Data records
>>>

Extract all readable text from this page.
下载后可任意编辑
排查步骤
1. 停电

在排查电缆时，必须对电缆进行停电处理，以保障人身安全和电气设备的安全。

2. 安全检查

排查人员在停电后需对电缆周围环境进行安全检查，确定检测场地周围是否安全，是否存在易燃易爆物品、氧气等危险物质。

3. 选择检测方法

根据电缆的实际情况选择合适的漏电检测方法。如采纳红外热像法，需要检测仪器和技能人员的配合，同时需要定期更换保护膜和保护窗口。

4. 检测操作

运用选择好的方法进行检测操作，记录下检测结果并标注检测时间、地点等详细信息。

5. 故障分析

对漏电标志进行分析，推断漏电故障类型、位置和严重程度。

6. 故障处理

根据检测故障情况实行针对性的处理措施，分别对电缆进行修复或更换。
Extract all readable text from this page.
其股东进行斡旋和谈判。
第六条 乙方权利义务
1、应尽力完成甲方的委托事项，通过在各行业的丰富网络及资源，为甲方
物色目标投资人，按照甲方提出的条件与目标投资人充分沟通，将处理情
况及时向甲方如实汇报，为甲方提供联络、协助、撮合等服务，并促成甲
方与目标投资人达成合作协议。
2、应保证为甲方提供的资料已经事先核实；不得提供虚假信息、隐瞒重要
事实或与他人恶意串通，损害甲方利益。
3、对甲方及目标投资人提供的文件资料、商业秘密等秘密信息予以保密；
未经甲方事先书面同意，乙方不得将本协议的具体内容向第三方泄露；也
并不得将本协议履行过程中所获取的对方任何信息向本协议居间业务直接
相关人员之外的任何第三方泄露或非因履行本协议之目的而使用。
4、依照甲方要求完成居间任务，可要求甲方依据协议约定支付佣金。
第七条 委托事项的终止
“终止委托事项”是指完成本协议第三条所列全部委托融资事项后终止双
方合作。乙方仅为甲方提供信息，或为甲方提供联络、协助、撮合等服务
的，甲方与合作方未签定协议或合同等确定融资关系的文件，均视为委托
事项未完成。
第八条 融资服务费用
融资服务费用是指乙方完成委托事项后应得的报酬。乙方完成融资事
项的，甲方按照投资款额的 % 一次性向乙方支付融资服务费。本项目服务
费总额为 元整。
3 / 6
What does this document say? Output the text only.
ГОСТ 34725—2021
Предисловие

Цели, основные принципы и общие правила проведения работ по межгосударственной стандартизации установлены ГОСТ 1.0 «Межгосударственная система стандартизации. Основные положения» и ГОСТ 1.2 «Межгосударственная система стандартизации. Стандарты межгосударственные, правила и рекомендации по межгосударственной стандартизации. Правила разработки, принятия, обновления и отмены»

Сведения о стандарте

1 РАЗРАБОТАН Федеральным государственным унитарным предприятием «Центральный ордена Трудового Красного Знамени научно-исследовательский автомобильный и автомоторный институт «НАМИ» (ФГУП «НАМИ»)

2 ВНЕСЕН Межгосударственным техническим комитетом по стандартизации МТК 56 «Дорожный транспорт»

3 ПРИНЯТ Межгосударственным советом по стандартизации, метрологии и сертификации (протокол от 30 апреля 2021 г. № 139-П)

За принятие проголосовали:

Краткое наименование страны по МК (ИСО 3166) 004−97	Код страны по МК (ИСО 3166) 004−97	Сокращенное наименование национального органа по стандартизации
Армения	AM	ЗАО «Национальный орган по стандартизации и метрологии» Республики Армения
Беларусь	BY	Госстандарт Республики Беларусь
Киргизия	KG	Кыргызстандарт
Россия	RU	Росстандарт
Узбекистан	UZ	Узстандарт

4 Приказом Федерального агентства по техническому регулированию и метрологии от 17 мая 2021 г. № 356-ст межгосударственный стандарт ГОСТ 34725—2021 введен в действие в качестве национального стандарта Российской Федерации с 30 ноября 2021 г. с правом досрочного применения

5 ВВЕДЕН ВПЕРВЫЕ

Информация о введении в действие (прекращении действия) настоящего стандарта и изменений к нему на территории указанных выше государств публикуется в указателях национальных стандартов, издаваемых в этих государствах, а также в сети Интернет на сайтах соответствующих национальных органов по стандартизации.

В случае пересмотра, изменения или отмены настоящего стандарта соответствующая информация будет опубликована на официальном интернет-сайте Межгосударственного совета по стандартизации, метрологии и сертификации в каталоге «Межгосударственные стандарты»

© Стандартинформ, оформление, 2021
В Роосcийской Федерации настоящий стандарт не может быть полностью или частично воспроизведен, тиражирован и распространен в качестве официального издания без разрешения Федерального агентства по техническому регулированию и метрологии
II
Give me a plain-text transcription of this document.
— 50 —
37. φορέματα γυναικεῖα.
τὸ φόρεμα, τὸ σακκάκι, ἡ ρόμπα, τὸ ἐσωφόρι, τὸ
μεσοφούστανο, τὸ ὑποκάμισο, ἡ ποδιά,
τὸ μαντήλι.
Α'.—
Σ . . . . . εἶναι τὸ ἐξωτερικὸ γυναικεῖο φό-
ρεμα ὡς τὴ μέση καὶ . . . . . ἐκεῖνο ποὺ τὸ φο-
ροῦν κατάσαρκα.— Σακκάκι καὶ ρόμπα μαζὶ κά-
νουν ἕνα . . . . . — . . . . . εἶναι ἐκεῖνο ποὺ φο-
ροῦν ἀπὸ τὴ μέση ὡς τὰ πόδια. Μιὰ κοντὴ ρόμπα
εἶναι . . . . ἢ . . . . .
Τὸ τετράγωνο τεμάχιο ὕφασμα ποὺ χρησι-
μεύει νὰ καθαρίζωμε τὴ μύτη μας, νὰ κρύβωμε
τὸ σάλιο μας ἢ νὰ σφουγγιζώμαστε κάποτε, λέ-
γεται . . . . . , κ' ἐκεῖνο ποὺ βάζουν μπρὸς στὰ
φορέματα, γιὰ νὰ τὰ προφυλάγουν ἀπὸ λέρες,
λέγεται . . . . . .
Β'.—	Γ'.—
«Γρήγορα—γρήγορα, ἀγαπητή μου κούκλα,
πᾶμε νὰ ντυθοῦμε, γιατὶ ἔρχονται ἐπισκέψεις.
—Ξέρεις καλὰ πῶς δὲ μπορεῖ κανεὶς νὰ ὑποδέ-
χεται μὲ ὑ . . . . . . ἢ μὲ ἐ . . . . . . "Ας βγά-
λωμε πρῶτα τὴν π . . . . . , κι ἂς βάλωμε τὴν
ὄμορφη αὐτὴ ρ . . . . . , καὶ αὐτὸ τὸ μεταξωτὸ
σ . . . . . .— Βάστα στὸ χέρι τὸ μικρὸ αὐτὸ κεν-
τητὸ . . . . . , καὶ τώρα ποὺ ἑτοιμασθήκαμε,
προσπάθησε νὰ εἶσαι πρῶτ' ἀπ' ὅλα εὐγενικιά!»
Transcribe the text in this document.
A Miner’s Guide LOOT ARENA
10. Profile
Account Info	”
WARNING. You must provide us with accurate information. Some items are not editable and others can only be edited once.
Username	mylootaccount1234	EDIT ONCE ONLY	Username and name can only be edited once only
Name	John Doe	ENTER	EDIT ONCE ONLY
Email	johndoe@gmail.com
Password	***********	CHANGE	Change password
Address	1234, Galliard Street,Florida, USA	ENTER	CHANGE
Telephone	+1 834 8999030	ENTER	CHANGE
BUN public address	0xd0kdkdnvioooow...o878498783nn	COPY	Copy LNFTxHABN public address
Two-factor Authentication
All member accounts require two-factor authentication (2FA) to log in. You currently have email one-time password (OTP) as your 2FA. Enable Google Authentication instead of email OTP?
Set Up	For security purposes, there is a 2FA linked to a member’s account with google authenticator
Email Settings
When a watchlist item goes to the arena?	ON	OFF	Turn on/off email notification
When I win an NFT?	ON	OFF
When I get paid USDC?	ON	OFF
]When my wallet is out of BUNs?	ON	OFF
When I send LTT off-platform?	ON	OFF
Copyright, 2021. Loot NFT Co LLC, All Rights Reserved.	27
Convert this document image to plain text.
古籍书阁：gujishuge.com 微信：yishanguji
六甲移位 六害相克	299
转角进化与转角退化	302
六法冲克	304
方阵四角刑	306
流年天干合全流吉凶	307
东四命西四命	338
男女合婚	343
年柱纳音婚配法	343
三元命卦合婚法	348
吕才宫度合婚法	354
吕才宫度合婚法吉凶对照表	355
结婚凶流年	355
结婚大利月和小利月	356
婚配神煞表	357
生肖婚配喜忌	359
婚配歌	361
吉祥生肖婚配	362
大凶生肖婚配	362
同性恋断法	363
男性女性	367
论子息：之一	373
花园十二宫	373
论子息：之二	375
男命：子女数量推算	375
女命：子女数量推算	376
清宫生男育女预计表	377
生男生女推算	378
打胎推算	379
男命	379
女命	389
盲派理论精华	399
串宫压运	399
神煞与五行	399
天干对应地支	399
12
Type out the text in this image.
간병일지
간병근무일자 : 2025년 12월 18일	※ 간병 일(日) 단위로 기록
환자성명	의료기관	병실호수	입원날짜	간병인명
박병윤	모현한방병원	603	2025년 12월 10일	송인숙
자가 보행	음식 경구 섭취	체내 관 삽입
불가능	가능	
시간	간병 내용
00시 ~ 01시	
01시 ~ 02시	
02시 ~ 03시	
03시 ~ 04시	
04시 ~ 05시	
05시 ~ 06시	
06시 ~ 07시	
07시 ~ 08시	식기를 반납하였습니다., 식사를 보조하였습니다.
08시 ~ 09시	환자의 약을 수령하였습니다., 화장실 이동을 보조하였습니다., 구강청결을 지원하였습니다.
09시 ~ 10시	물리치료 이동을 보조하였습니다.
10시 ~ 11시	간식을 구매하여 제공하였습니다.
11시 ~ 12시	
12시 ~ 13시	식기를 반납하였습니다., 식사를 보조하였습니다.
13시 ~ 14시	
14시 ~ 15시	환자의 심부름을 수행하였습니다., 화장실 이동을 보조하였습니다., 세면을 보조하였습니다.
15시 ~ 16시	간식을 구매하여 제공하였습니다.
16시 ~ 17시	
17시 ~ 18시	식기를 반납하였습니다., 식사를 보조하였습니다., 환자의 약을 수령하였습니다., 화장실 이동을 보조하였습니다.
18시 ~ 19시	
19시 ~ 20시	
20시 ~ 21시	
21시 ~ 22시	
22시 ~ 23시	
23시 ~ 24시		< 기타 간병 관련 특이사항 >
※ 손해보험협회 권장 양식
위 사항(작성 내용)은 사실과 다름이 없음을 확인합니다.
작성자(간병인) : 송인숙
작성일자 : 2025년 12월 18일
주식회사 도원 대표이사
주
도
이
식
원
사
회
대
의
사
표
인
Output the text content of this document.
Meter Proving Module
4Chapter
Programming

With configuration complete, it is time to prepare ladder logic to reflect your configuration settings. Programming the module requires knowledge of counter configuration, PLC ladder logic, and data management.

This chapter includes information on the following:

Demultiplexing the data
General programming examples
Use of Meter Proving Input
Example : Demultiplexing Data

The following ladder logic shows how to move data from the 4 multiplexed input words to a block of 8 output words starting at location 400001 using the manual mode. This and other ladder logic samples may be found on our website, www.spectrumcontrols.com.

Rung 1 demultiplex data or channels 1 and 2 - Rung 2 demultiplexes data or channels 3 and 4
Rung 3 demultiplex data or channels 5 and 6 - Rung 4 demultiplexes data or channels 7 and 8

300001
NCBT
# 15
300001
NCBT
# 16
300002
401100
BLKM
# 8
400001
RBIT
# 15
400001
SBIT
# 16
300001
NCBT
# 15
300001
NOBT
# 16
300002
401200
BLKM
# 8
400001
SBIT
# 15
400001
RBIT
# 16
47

<<<

(Instructions for the task): Only the lines from the one containing "Output the text content of this document." to the end of the listing belong in the output, each reproduced exactly.

(Exercise solution):
Output the text content of this document.
Meter Proving Module
4Chapter
Programming

With configuration complete, it is time to prepare ladder logic to reflect your configuration settings. Programming the module requires knowledge of counter configuration, PLC ladder logic, and data management.

This chapter includes information on the following:

Demultiplexing the data
General programming examples
Use of Meter Proving Input
Example : Demultiplexing Data

The following ladder logic shows how to move data from the 4 multiplexed input words to a block of 8 output words starting at location 400001 using the manual mode. This and other ladder logic samples may be found on our website, www.spectrumcontrols.com.

Rung 1 demultiplex data or channels 1 and 2 - Rung 2 demultiplexes data or channels 3 and 4
Rung 3 demultiplex data or channels 5 and 6 - Rung 4 demultiplexes data or channels 7 and 8

300001
NCBT
# 15
300001
NCBT
# 16
300002
401100
BLKM
# 8
400001
RBIT
# 15
400001
SBIT
# 16
300001
NCBT
# 15
300001
NOBT
# 16
300002
401200
BLKM
# 8
400001
SBIT
# 15
400001
RBIT
# 16
47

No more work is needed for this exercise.